**Text provided**
■ ■ ■ ■ ■
Anonymous (not verified)
Published on: 31/05/2007 Document Archived

DigiTV is a multi channel technology designed, owned and managed by local government for local government and their partners in the UK. It provides public, voluntary and community sectors the tools to publish information and offer interactive services via digital interactive TV, kiosks and mobile phones. Offering an ‘input once, publish many’ system, each partner can define their locally relevant service, integrate with back-end systems and include links to national services where appropriate.

Policy Context

DigiTV was born out of the ODPM’s e-Government Programme and was supported by the subsequent Transforming Government Programme. The service was set up to understand whether DiTV would be an effective and efficient channel to deliver local government services on, to ensure that one technology and set of contracts was created by local government to meet local government needs and that economies of scale were achieved. DigiTV currently is appropriate to a number of influential national agendas including Transforming Government and the Shared Services agendas. Both of which suggest partnering rather than replicating services is the way forward, an approach which is central to DigiTV's work across the public, private and third sectors. The Varney report in the UK seeks to cut down the replication and citizen confusion in terms of service delivery: DigiTV offers one single portal into local government and partner services on all channels. In terms of economic growth and personal development, DigiTV partners nationally with Jobcentre Plus from the Department of Work and Pensions, offering access into their database of c400,000 jobs nationally. In terms of e-Democracy DigiTV allows partners to create and publish consultations and polls and one of our partners e@SYConnects, recently won some EU funding (under the e-Participation Initiative) to offer e-Petitioning on DiTV and mobile (as well as other channels). The Digital Inclusion Agenda as supported by the DCLG, is key to our work, as we offer an easy, trusted, secure and economical way for local government to provide services to their digitally excluded citizens. In terms of the Efficiency Agenda, the business case for DigiTV has been confirmed with the average local government body saving a conservative £28,000 a year, with some as high as £60,000. DigiTV is also applicable to many of the core themes in the EU's e-Government programme.

Description of target users and groups

Primarily the target group is those people without PC or Internet access, those at the wrong side of the digital divide. Approximately one third of the British population does not have access to the Internet at home. However 72% of homes have digital TV (approx 19 million homes), more than with Internet access. This digitally divided group has a high consumption of Government services and DiTV and mobile are channels they have often access to. So far this group has been ignored by the e-Government agenda and DigiTV aims to offer equal and equitable access to electronic government services.
■ ■ ■ ■ ■
**Information provided**
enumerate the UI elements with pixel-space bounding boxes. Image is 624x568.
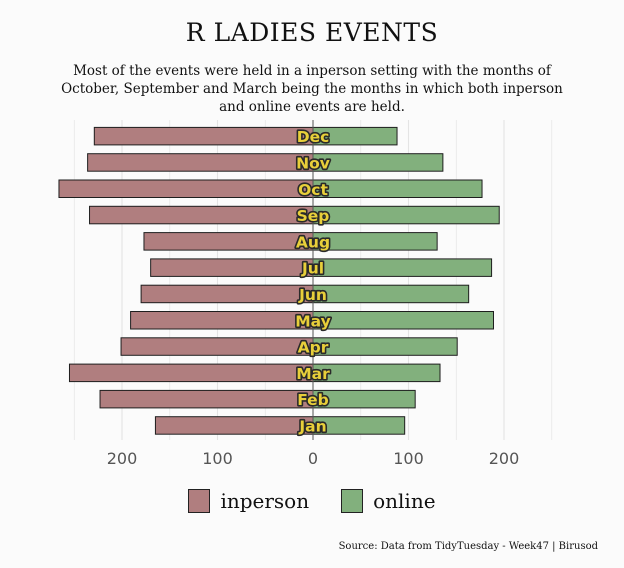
bar-online-jun xyxy=(312,284,470,304)
bar-inperson-jun xyxy=(140,284,314,304)
bar-inperson-dec xyxy=(93,126,314,146)
bar-online-mar xyxy=(312,363,441,383)
bar-inperson-nov xyxy=(87,153,314,172)
bar-online-sep xyxy=(312,205,500,225)
month-label-oct: Oct xyxy=(298,181,328,199)
bar-inperson-may xyxy=(130,311,314,330)
month-label-mar: Mar xyxy=(296,365,330,383)
bar-online-apr xyxy=(312,337,458,356)
bar-inperson-jan xyxy=(154,416,314,435)
bar-online-oct xyxy=(312,179,483,198)
bar-inperson-apr xyxy=(120,337,314,356)
chart-title: R LADIES EVENTS xyxy=(185,18,439,47)
source-caption: Source: Data from TidyTuesday - Week47 |… xyxy=(338,541,598,552)
x-tick-label: 100 xyxy=(202,449,233,468)
month-label-jun: Jun xyxy=(298,286,327,304)
month-label-nov: Nov xyxy=(296,154,330,172)
legend-label-online: online xyxy=(373,489,436,513)
legend-swatch-inperson xyxy=(188,489,211,513)
x-tick-label: 200 xyxy=(107,449,138,468)
month-label-dec: Dec xyxy=(297,128,330,146)
month-label-may: May xyxy=(295,312,331,330)
bar-online-may xyxy=(312,311,494,330)
bar-inperson-mar xyxy=(68,363,314,383)
legend: inperson online xyxy=(0,489,624,513)
bar-inperson-jul xyxy=(150,258,314,277)
month-label-apr: Apr xyxy=(298,339,329,357)
legend-item-inperson: inperson xyxy=(188,489,309,513)
legend-swatch-online xyxy=(341,489,364,513)
month-label-jan: Jan xyxy=(298,417,326,435)
x-tick-label: 200 xyxy=(489,449,520,468)
bar-online-nov xyxy=(312,153,444,172)
month-label-jul: Jul xyxy=(301,260,324,278)
bar-inperson-sep xyxy=(89,205,314,225)
x-tick-label: 0 xyxy=(308,449,318,468)
legend-label-inperson: inperson xyxy=(220,489,310,513)
bar-online-jul xyxy=(312,258,493,277)
bar-inperson-aug xyxy=(143,232,314,251)
legend-item-online: online xyxy=(341,489,436,513)
month-label-sep: Sep xyxy=(297,207,330,225)
bar-inperson-feb xyxy=(99,389,314,409)
month-label-feb: Feb xyxy=(297,391,329,409)
x-tick-label: 100 xyxy=(393,449,424,468)
bar-online-jan xyxy=(312,416,406,435)
chart-subtitle: Most of the events were held in a inpers… xyxy=(61,63,563,115)
bar-inperson-oct xyxy=(58,179,314,198)
bar-online-aug xyxy=(312,232,438,251)
month-label-aug: Aug xyxy=(296,233,330,251)
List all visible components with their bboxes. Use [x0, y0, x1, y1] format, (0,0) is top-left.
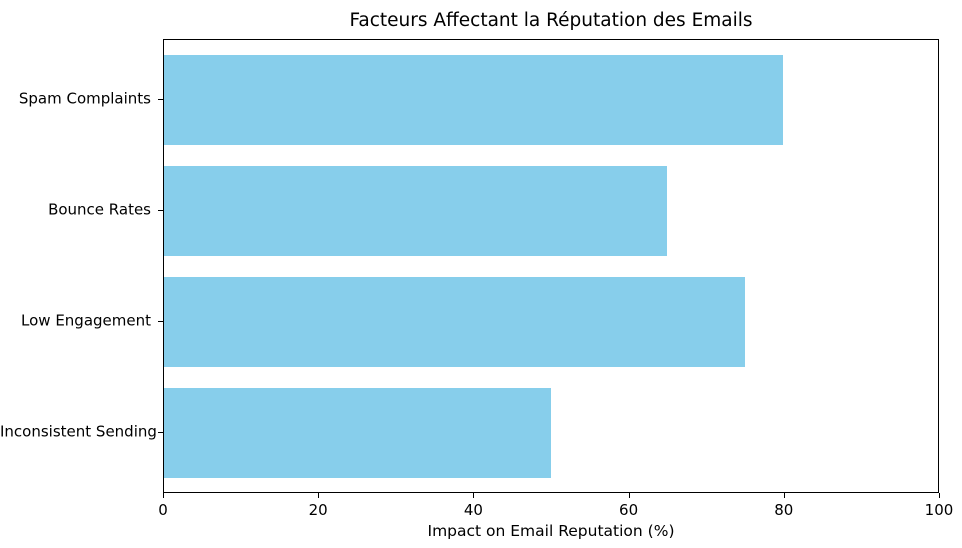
y-tick-label: Low Engagement [21, 311, 151, 330]
x-tick-label: 80 [774, 501, 794, 519]
y-tick-mark [158, 99, 163, 100]
x-tick-mark [628, 493, 630, 498]
x-tick-mark [783, 493, 785, 498]
chart-title: Facteurs Affectant la Réputation des Ema… [349, 10, 753, 31]
x-axis-label: Impact on Email Reputation (%) [427, 522, 675, 540]
x-tick-label: 40 [463, 501, 483, 519]
plot-area [163, 39, 939, 493]
y-tick-label: Bounce Rates [48, 200, 151, 219]
bar [164, 166, 668, 256]
y-tick-mark [158, 321, 163, 322]
y-tick-label: Inconsistent Sending [0, 422, 157, 441]
x-tick-mark [318, 493, 320, 498]
bar [164, 277, 745, 367]
y-tick-mark [158, 210, 163, 211]
bar [164, 55, 784, 145]
x-tick-label: 60 [619, 501, 639, 519]
x-tick-label: 20 [308, 501, 328, 519]
bar [164, 388, 551, 478]
y-tick-label: Spam Complaints [18, 89, 151, 108]
x-tick-mark [939, 493, 940, 498]
x-tick-label: 100 [924, 501, 954, 519]
y-tick-mark [158, 432, 163, 433]
x-tick-mark [473, 493, 475, 498]
x-tick-label: 0 [158, 501, 168, 519]
x-tick-mark [163, 493, 164, 498]
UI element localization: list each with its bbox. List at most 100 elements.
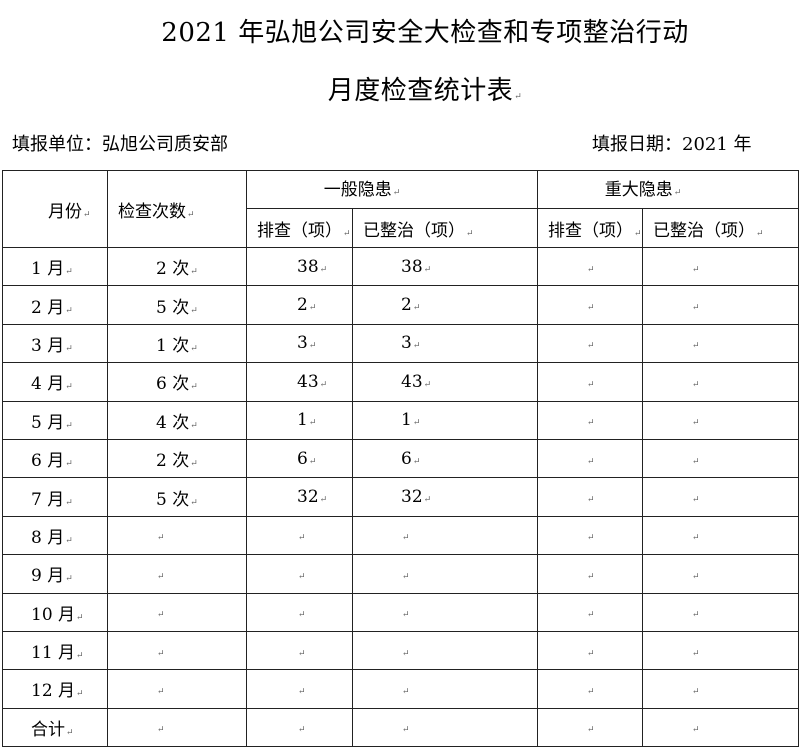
major-fixed-cell bbox=[642, 246, 799, 287]
major-checked-cell bbox=[537, 246, 643, 287]
count-cell: 6 次 bbox=[107, 362, 247, 402]
month-cell: 12 月 bbox=[2, 669, 108, 709]
cell-text: 6 bbox=[401, 449, 420, 469]
cell-text: 5 次 bbox=[156, 490, 198, 510]
general-checked-cell: 3 bbox=[246, 323, 353, 364]
general-fixed-cell: 43 bbox=[352, 362, 538, 402]
cell-text: 2 次 bbox=[156, 451, 198, 471]
general-fixed-cell bbox=[352, 707, 538, 748]
count-cell: 1 次 bbox=[107, 323, 247, 364]
major-checked-cell bbox=[537, 554, 643, 594]
month-cell: 9 月 bbox=[2, 554, 108, 594]
general-fixed-cell: 38 bbox=[352, 246, 538, 287]
cell-text bbox=[691, 641, 700, 661]
cell-text bbox=[586, 295, 595, 315]
cell-text: 38 bbox=[297, 257, 327, 277]
cell-text: 3 bbox=[297, 333, 316, 353]
general-fixed-cell: 6 bbox=[352, 438, 538, 479]
table-row: 合计 bbox=[2, 707, 799, 748]
count-cell: 5 次 bbox=[107, 285, 247, 325]
general-checked-cell bbox=[246, 707, 353, 748]
count-cell: 2 次 bbox=[107, 246, 247, 287]
major-fixed-cell bbox=[642, 285, 799, 325]
cell-text bbox=[586, 717, 595, 737]
document-subtitle: 月度检查统计表 bbox=[0, 70, 800, 107]
general-fixed-cell: 32 bbox=[352, 477, 538, 517]
cell-text bbox=[691, 333, 700, 353]
table-row: 4 月 6 次 43 43 bbox=[2, 362, 799, 402]
cell-text: 2 次 bbox=[156, 259, 198, 279]
major-checked-cell bbox=[537, 630, 643, 671]
cell-text: 5 月 bbox=[31, 413, 73, 433]
cell-text bbox=[297, 525, 306, 545]
cell-text bbox=[156, 564, 165, 584]
cell-text bbox=[586, 641, 595, 661]
cell-text: 43 bbox=[297, 372, 327, 392]
cell-text bbox=[156, 679, 165, 699]
cell-text bbox=[691, 487, 700, 507]
header-month: 月份 bbox=[2, 170, 108, 248]
major-fixed-cell bbox=[642, 669, 799, 709]
cell-text: 32 bbox=[401, 487, 431, 507]
cell-text: 7 月 bbox=[31, 490, 73, 510]
count-cell bbox=[107, 630, 247, 671]
cell-text: 6 月 bbox=[31, 451, 73, 471]
cell-text bbox=[297, 641, 306, 661]
table-row: 10 月 bbox=[2, 592, 799, 632]
cell-text: 10 月 bbox=[31, 605, 84, 625]
month-cell: 4 月 bbox=[2, 362, 108, 402]
cell-text bbox=[691, 410, 700, 430]
major-checked-cell bbox=[537, 400, 643, 440]
major-checked-cell bbox=[537, 669, 643, 709]
fill-unit: 填报单位：弘旭公司质安部 bbox=[12, 134, 228, 155]
cell-text bbox=[691, 295, 700, 315]
month-cell: 合计 bbox=[2, 707, 108, 748]
cell-text bbox=[401, 641, 410, 661]
major-fixed-cell bbox=[642, 477, 799, 517]
cell-text bbox=[586, 525, 595, 545]
table-row: 5 月 4 次 1 1 bbox=[2, 400, 799, 440]
cell-text bbox=[691, 372, 700, 392]
cell-text: 3 bbox=[401, 333, 420, 353]
cell-text: 12 月 bbox=[31, 681, 84, 701]
cell-text: 1 bbox=[401, 410, 420, 430]
count-cell: 5 次 bbox=[107, 477, 247, 517]
general-fixed-cell: 1 bbox=[352, 400, 538, 440]
major-checked-cell bbox=[537, 362, 643, 402]
cell-text bbox=[401, 564, 410, 584]
cell-text bbox=[401, 717, 410, 737]
major-fixed-cell bbox=[642, 630, 799, 671]
cell-text bbox=[586, 564, 595, 584]
cell-text bbox=[691, 602, 700, 622]
cell-text: 3 月 bbox=[31, 336, 73, 356]
major-checked-cell bbox=[537, 285, 643, 325]
month-cell: 3 月 bbox=[2, 323, 108, 364]
table-row: 6 月 2 次 6 6 bbox=[2, 438, 799, 479]
month-cell: 6 月 bbox=[2, 438, 108, 479]
count-cell bbox=[107, 554, 247, 594]
table-row: 7 月 5 次 32 32 bbox=[2, 477, 799, 517]
cell-text bbox=[156, 525, 165, 545]
general-checked-cell: 43 bbox=[246, 362, 353, 402]
general-fixed-cell bbox=[352, 669, 538, 709]
major-fixed-cell bbox=[642, 707, 799, 748]
month-cell: 5 月 bbox=[2, 400, 108, 440]
cell-text bbox=[586, 449, 595, 469]
cell-text bbox=[156, 641, 165, 661]
major-checked-cell bbox=[537, 515, 643, 556]
general-checked-cell bbox=[246, 515, 353, 556]
cell-text bbox=[297, 717, 306, 737]
major-checked-cell bbox=[537, 438, 643, 479]
header-count: 检查次数 bbox=[107, 170, 247, 248]
cell-text bbox=[401, 525, 410, 545]
cell-text bbox=[691, 564, 700, 584]
cell-text: 2 月 bbox=[31, 298, 73, 318]
table-row: 9 月 bbox=[2, 554, 799, 594]
major-checked-cell bbox=[537, 707, 643, 748]
cell-text: 11 月 bbox=[31, 643, 84, 663]
cell-text: 9 月 bbox=[31, 566, 73, 586]
cell-text bbox=[586, 679, 595, 699]
cell-text: 1 bbox=[297, 410, 316, 430]
major-fixed-cell bbox=[642, 554, 799, 594]
month-cell: 11 月 bbox=[2, 630, 108, 671]
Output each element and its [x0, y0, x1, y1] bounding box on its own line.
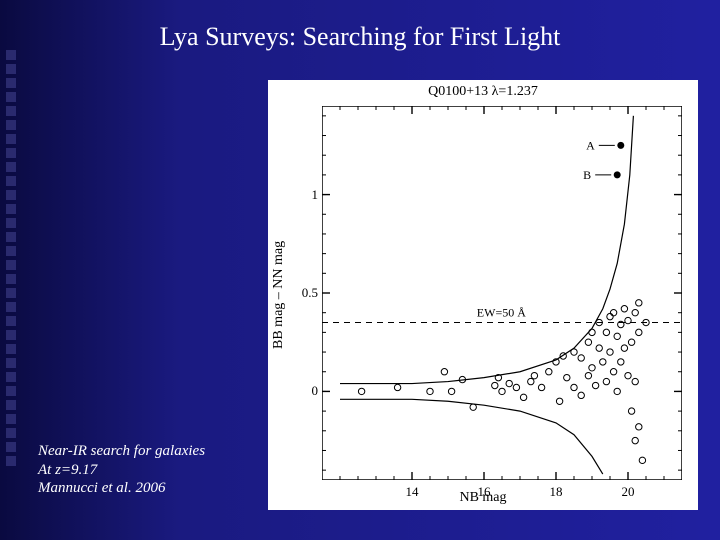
chart-ylabel: BB mag – NN mag [270, 80, 288, 510]
xtick-label: 18 [541, 484, 571, 500]
caption-line-1: Near-IR search for galaxies [38, 442, 205, 461]
xtick-label: 14 [397, 484, 427, 500]
slide-decor-squares [6, 50, 24, 490]
ytick-label: 0 [288, 383, 318, 399]
slide-title: Lya Surveys: Searching for First Light [0, 22, 720, 52]
xtick-label: 20 [613, 484, 643, 500]
svg-text:B: B [583, 168, 591, 182]
chart-title: Q0100+13 λ=1.237 [268, 84, 698, 100]
ytick-label: 1 [288, 187, 318, 203]
caption-line-3: Mannucci et al. 2006 [38, 479, 205, 498]
svg-text:A: A [586, 138, 595, 152]
svg-text:EW=50 Å: EW=50 Å [477, 306, 526, 320]
chart-plot-area: A B EW=50 Å [322, 106, 682, 480]
slide-caption: Near-IR search for galaxies At z=9.17 Ma… [38, 442, 205, 498]
ytick-label: 0.5 [288, 285, 318, 301]
scatter-chart: Q0100+13 λ=1.237 BB mag – NN mag NB mag … [268, 80, 698, 510]
caption-line-2: At z=9.17 [38, 461, 205, 480]
xtick-label: 16 [469, 484, 499, 500]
■ ■ ■ ■ ■
**What to work on**
1. In the DigiTV text, how much does the average local government body save each year by using DigiTV?
2. Do the following statements agree with the DigiTV text? Answer yes or no for each and quote the words of the text that decide it.
(a) DigiTV came out of the ODPM's e-Government Programme.
(b) More British homes have Internet access than have digital TV.
(c) Through Jobcentre Plus, DigiTV gives access to a database of about 400,000 jobs nationally.
3. Continue the DigiTV text from the point where it stops.

**Responses in order**
1. A conservative £28,000 a year, with some saving as much as £60,000.

2.
(a) Yes: "DigiTV was born out of the ODPM’s e-Government Programme"
(b) No: "72% of homes have digital TV (approx 19 million homes), more than with Internet access"
(c) Yes: "offering access into their database of c400,000 jobs nationally"

3.
Description of the way to implement the initiative

DigiTV is a not for profit organisation wholly owned and managed by Kirklees Council for all of local government and their partners. The DigiTV team work remotely across the UK and use a range of technologies to communicate and work effectively on a national service. DigiTV is governed by a Steering Committee made up of representatives from local government and their partners. This committee meets quarterly and suggests the direction of the work, strategy and future technical developments to the team. DigiTV continues to cement partnerships across government as a whole. Central government is increasingly interested in the work we have achieved, particularly as the digital switchover is about to begin later in 2007. We have partnerships and support from a number of central government departments whose remit overlaps with local service delivery. Ongoing partnerships with Jobcentre Plus, Citizens Advice, Transport Direct and others attracts users to the service. DigiTV has partnerships with all the DiTV providers in the UK (some of whom cover other EU territories as well) and relationships with all the mobile platforms.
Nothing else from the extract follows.